TASK GOAL —
Select all lines in the records that include "name".

MATERIAL PROVIDED —
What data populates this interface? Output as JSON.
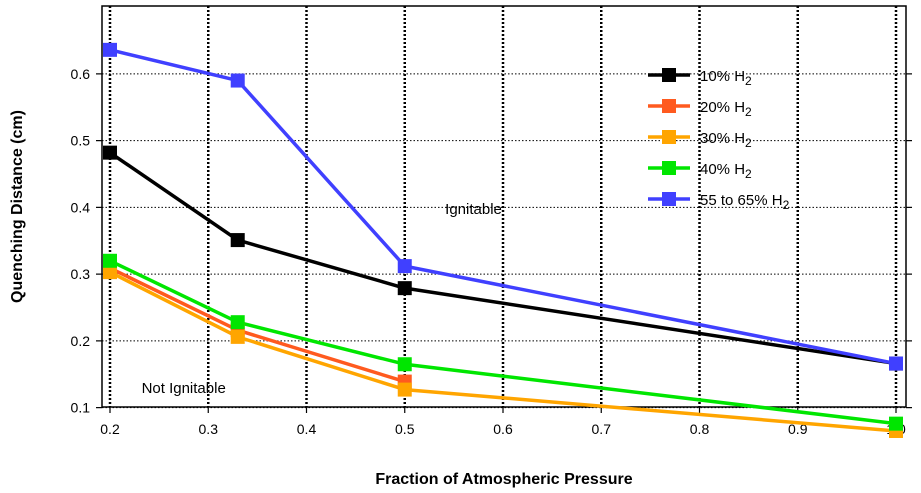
{
  "chart_data": {
    "type": "line",
    "title": "",
    "xlabel": "Fraction of Atmospheric Pressure",
    "ylabel": "Quenching Distance (cm)",
    "xlim": [
      0.2,
      1.0
    ],
    "ylim": [
      0.05,
      0.65
    ],
    "xticks": [
      "0.2",
      "0.3",
      "0.4",
      "0.5",
      "0.6",
      "0.7",
      "0.8",
      "0.9",
      "1.0"
    ],
    "yticks": [
      "0.1",
      "0.2",
      "0.3",
      "0.4",
      "0.5",
      "0.6"
    ],
    "grid": "x: vertical dotted lines, y: horizontal dotted lines",
    "legend_position": "top-right",
    "annotations": [
      {
        "text": "Ignitable",
        "x": 0.57,
        "y": 0.39
      },
      {
        "text": "Not Ignitable",
        "x": 0.275,
        "y": 0.122
      }
    ],
    "series": [
      {
        "name": "10% H",
        "subscript": "2",
        "color": "#000000",
        "x": [
          0.2,
          0.33,
          0.5,
          1.0
        ],
        "y": [
          0.482,
          0.351,
          0.279,
          0.166
        ]
      },
      {
        "name": "20% H",
        "subscript": "2",
        "color": "#ff5a1f",
        "x": [
          0.2,
          0.33,
          0.5
        ],
        "y": [
          0.309,
          0.216,
          0.139
        ]
      },
      {
        "name": "30% H",
        "subscript": "2",
        "color": "#ffa500",
        "x": [
          0.2,
          0.33,
          0.5,
          1.0
        ],
        "y": [
          0.303,
          0.206,
          0.127,
          0.065
        ]
      },
      {
        "name": "40% H",
        "subscript": "2",
        "color": "#00e600",
        "x": [
          0.2,
          0.33,
          0.5,
          1.0
        ],
        "y": [
          0.32,
          0.228,
          0.165,
          0.076
        ]
      },
      {
        "name": "55 to 65% H",
        "subscript": "2",
        "color": "#4040ff",
        "x": [
          0.2,
          0.33,
          0.5,
          1.0
        ],
        "y": [
          0.636,
          0.59,
          0.312,
          0.166
        ]
      }
    ]
  }
}
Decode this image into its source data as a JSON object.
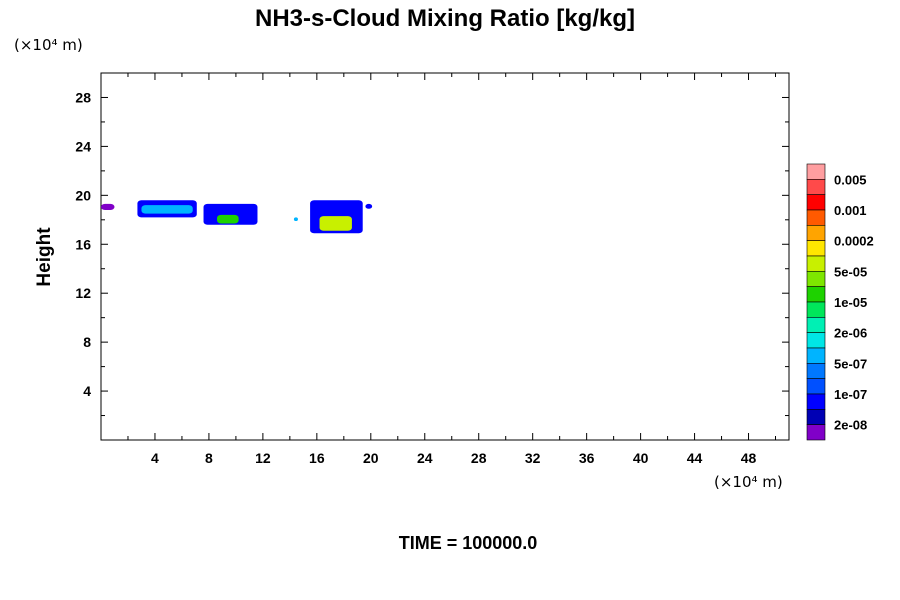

EXPECTED ANSWER —
        "name": "10% H",
        "name": "20% H",
        "name": "30% H",
        "name": "40% H",
        "name": "55 to 65% H",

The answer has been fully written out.